Everything in the listing except the pictures should be written out exactly.

• • • • • • •

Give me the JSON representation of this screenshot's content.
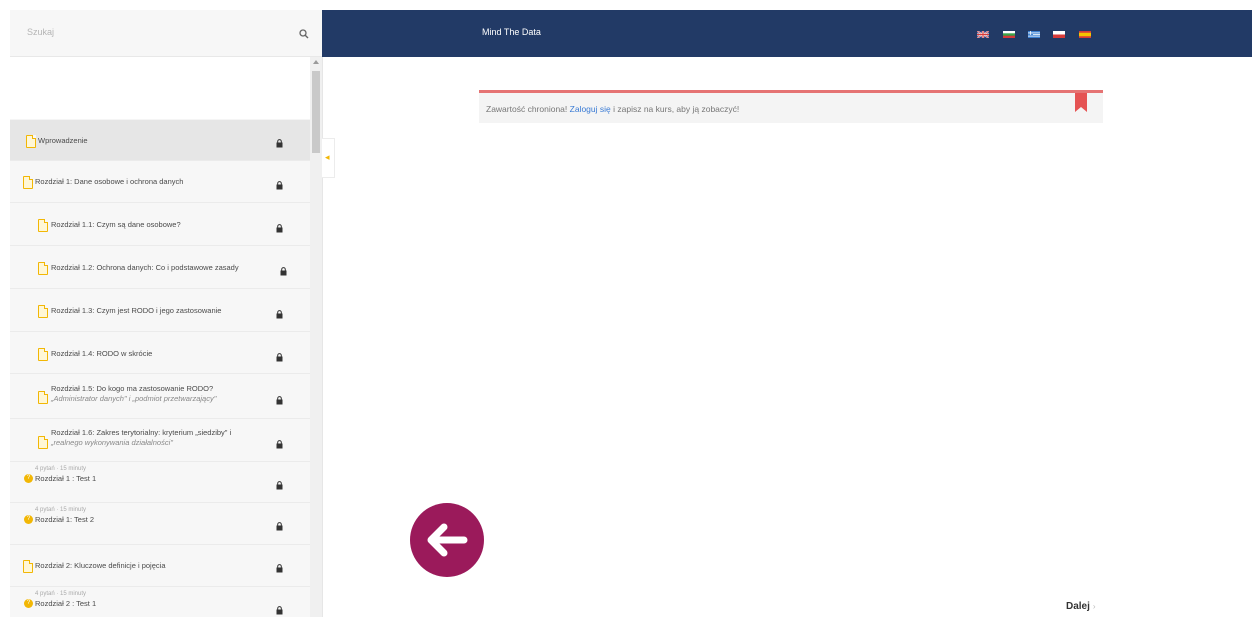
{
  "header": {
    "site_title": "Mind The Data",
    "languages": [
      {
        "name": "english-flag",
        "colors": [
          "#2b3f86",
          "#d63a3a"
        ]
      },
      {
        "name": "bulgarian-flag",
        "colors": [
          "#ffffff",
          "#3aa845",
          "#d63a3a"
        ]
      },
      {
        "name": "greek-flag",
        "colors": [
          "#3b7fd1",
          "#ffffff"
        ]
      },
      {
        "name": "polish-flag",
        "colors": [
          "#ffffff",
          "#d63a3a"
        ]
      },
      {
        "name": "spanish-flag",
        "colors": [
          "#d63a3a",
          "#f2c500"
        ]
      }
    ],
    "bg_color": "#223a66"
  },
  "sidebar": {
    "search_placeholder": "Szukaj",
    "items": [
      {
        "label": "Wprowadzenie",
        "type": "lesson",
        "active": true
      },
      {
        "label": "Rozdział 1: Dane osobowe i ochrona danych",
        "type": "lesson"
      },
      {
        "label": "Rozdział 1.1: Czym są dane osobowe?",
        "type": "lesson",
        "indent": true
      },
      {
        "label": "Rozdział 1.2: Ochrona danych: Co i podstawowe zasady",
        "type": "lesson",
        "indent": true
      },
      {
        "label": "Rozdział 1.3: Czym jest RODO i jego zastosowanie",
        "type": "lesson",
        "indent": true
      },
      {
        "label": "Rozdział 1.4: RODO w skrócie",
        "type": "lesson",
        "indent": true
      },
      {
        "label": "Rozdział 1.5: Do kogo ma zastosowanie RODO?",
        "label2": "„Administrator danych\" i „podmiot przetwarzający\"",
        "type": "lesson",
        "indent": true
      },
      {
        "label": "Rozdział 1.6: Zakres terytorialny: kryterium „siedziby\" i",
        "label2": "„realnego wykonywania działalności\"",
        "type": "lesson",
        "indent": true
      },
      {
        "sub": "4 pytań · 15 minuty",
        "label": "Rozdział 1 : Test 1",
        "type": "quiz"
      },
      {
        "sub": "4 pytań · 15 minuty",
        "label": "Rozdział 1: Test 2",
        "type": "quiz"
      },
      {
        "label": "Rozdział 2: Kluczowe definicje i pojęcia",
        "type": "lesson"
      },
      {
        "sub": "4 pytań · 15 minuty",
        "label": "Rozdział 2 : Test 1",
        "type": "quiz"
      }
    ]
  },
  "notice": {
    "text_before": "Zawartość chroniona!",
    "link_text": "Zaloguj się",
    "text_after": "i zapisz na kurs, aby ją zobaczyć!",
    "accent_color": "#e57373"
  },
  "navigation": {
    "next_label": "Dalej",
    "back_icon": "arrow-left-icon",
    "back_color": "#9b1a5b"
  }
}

• • • • • • •

## WRITTEN RESPONSE
Give me the JSON representation of this screenshot's content.
{
  "header": {
    "site_title": "Mind The Data",
    "languages": [
      {
        "name": "english-flag",
        "colors": [
          "#2b3f86",
          "#d63a3a"
        ]
      },
      {
        "name": "bulgarian-flag",
        "colors": [
          "#ffffff",
          "#3aa845",
          "#d63a3a"
        ]
      },
      {
        "name": "greek-flag",
        "colors": [
          "#3b7fd1",
          "#ffffff"
        ]
      },
      {
        "name": "polish-flag",
        "colors": [
          "#ffffff",
          "#d63a3a"
        ]
      },
      {
        "name": "spanish-flag",
        "colors": [
          "#d63a3a",
          "#f2c500"
        ]
      }
    ],
    "bg_color": "#223a66"
  },
  "sidebar": {
    "search_placeholder": "Szukaj",
    "items": [
      {
        "label": "Wprowadzenie",
        "type": "lesson",
        "active": true
      },
      {
        "label": "Rozdział 1: Dane osobowe i ochrona danych",
        "type": "lesson"
      },
      {
        "label": "Rozdział 1.1: Czym są dane osobowe?",
        "type": "lesson",
        "indent": true
      },
      {
        "label": "Rozdział 1.2: Ochrona danych: Co i podstawowe zasady",
        "type": "lesson",
        "indent": true
      },
      {
        "label": "Rozdział 1.3: Czym jest RODO i jego zastosowanie",
        "type": "lesson",
        "indent": true
      },
      {
        "label": "Rozdział 1.4: RODO w skrócie",
        "type": "lesson",
        "indent": true
      },
      {
        "label": "Rozdział 1.5: Do kogo ma zastosowanie RODO?",
        "label2": "„Administrator danych\" i „podmiot przetwarzający\"",
        "type": "lesson",
        "indent": true
      },
      {
        "label": "Rozdział 1.6: Zakres terytorialny: kryterium „siedziby\" i",
        "label2": "„realnego wykonywania działalności\"",
        "type": "lesson",
        "indent": true
      },
      {
        "sub": "4 pytań · 15 minuty",
        "label": "Rozdział 1 : Test 1",
        "type": "quiz"
      },
      {
        "sub": "4 pytań · 15 minuty",
        "label": "Rozdział 1: Test 2",
        "type": "quiz"
      },
      {
        "label": "Rozdział 2: Kluczowe definicje i pojęcia",
        "type": "lesson"
      },
      {
        "sub": "4 pytań · 15 minuty",
        "label": "Rozdział 2 : Test 1",
        "type": "quiz"
      }
    ]
  },
  "notice": {
    "text_before": "Zawartość chroniona!",
    "link_text": "Zaloguj się",
    "text_after": "i zapisz na kurs, aby ją zobaczyć!",
    "accent_color": "#e57373"
  },
  "navigation": {
    "next_label": "Dalej",
    "back_icon": "arrow-left-icon",
    "back_color": "#9b1a5b"
  }
}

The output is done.